EXERCISE DESCRIPTION
Word for word, return every record that follows.

SOURCE DATA
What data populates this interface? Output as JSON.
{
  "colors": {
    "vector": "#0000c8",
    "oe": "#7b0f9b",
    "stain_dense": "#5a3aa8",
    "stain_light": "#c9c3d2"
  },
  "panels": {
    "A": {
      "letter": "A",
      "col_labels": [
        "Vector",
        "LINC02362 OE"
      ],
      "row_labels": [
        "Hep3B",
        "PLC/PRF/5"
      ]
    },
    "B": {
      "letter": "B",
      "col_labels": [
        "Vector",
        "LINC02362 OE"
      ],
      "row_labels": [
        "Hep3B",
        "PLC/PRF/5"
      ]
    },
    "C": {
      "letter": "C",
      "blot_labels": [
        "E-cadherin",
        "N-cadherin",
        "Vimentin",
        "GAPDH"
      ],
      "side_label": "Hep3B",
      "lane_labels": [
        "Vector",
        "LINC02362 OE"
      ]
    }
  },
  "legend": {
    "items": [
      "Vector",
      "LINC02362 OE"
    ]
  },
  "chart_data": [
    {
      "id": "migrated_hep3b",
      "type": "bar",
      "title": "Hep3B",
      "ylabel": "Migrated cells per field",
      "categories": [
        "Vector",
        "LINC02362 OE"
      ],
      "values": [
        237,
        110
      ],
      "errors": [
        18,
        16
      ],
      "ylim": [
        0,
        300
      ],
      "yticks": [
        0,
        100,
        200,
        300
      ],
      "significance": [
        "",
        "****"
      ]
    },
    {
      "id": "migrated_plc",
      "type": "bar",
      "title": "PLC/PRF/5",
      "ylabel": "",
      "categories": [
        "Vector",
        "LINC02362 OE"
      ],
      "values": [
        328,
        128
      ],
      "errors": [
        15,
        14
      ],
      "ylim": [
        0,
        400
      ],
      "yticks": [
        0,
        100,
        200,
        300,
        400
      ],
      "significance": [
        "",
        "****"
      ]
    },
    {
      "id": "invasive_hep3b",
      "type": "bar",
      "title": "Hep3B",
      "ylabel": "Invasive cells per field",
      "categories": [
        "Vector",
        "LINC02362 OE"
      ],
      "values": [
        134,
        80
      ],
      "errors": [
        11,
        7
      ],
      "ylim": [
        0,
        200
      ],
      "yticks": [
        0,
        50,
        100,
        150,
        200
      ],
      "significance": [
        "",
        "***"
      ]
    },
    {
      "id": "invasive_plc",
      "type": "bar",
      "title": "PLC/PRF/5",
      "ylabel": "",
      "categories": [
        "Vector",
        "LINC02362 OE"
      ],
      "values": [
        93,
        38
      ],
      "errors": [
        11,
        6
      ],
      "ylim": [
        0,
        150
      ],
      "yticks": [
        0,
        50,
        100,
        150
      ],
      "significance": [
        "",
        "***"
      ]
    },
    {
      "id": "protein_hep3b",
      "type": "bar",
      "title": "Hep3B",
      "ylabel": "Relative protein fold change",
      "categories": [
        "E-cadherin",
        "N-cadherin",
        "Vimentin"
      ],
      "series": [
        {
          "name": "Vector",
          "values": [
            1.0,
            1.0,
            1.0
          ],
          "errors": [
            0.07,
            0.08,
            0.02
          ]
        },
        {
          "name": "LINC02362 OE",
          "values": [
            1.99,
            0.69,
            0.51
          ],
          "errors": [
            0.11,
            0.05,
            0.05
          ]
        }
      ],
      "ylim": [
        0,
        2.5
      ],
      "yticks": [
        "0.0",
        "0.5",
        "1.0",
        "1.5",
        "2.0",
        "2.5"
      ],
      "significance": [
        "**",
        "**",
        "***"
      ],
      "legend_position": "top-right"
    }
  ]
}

ANSWER SECTION
What data populates this interface? Output as JSON.
{
  "colors": {
    "vector": "#0000c8",
    "oe": "#7b0f9b",
    "stain_dense": "#5a3aa8",
    "stain_light": "#c9c3d2"
  },
  "panels": {
    "A": {
      "letter": "A",
      "col_labels": [
        "Vector",
        "LINC02362 OE"
      ],
      "row_labels": [
        "Hep3B",
        "PLC/PRF/5"
      ]
    },
    "B": {
      "letter": "B",
      "col_labels": [
        "Vector",
        "LINC02362 OE"
      ],
      "row_labels": [
        "Hep3B",
        "PLC/PRF/5"
      ]
    },
    "C": {
      "letter": "C",
      "blot_labels": [
        "E-cadherin",
        "N-cadherin",
        "Vimentin",
        "GAPDH"
      ],
      "side_label": "Hep3B",
      "lane_labels": [
        "Vector",
        "LINC02362 OE"
      ]
    }
  },
  "legend": {
    "items": [
      "Vector",
      "LINC02362 OE"
    ]
  },
  "chart_data": [
    {
      "id": "migrated_hep3b",
      "type": "bar",
      "title": "Hep3B",
      "ylabel": "Migrated cells per field",
      "categories": [
        "Vector",
        "LINC02362 OE"
      ],
      "values": [
        237,
        110
      ],
      "errors": [
        18,
        16
      ],
      "ylim": [
        0,
        300
      ],
      "yticks": [
        0,
        100,
        200,
        300
      ],
      "significance": [
        "",
        "****"
      ]
    },
    {
      "id": "migrated_plc",
      "type": "bar",
      "title": "PLC/PRF/5",
      "ylabel": "",
      "categories": [
        "Vector",
        "LINC02362 OE"
      ],
      "values": [
        328,
        128
      ],
      "errors": [
        15,
        14
      ],
      "ylim": [
        0,
        400
      ],
      "yticks": [
        0,
        100,
        200,
        300,
        400
      ],
      "significance": [
        "",
        "****"
      ]
    },
    {
      "id": "invasive_hep3b",
      "type": "bar",
      "title": "Hep3B",
      "ylabel": "Invasive cells per field",
      "categories": [
        "Vector",
        "LINC02362 OE"
      ],
      "values": [
        134,
        80
      ],
      "errors": [
        11,
        7
      ],
      "ylim": [
        0,
        200
      ],
      "yticks": [
        0,
        50,
        100,
        150,
        200
      ],
      "significance": [
        "",
        "***"
      ]
    },
    {
      "id": "invasive_plc",
      "type": "bar",
      "title": "PLC/PRF/5",
      "ylabel": "",
      "categories": [
        "Vector",
        "LINC02362 OE"
      ],
      "values": [
        93,
        38
      ],
      "errors": [
        11,
        6
      ],
      "ylim": [
        0,
        150
      ],
      "yticks": [
        0,
        50,
        100,
        150
      ],
      "significance": [
        "",
        "***"
      ]
    },
    {
      "id": "protein_hep3b",
      "type": "bar",
      "title": "Hep3B",
      "ylabel": "Relative protein fold change",
      "categories": [
        "E-cadherin",
        "N-cadherin",
        "Vimentin"
      ],
      "series": [
        {
          "name": "Vector",
          "values": [
            1.0,
            1.0,
            1.0
          ],
          "errors": [
            0.07,
            0.08,
            0.02
          ]
        },
        {
          "name": "LINC02362 OE",
          "values": [
            1.99,
            0.69,
            0.51
          ],
          "errors": [
            0.11,
            0.05,
            0.05
          ]
        }
      ],
      "ylim": [
        0,
        2.5
      ],
      "yticks": [
        "0.0",
        "0.5",
        "1.0",
        "1.5",
        "2.0",
        "2.5"
      ],
      "significance": [
        "**",
        "**",
        "***"
      ],
      "legend_position": "top-right"
    }
  ]
}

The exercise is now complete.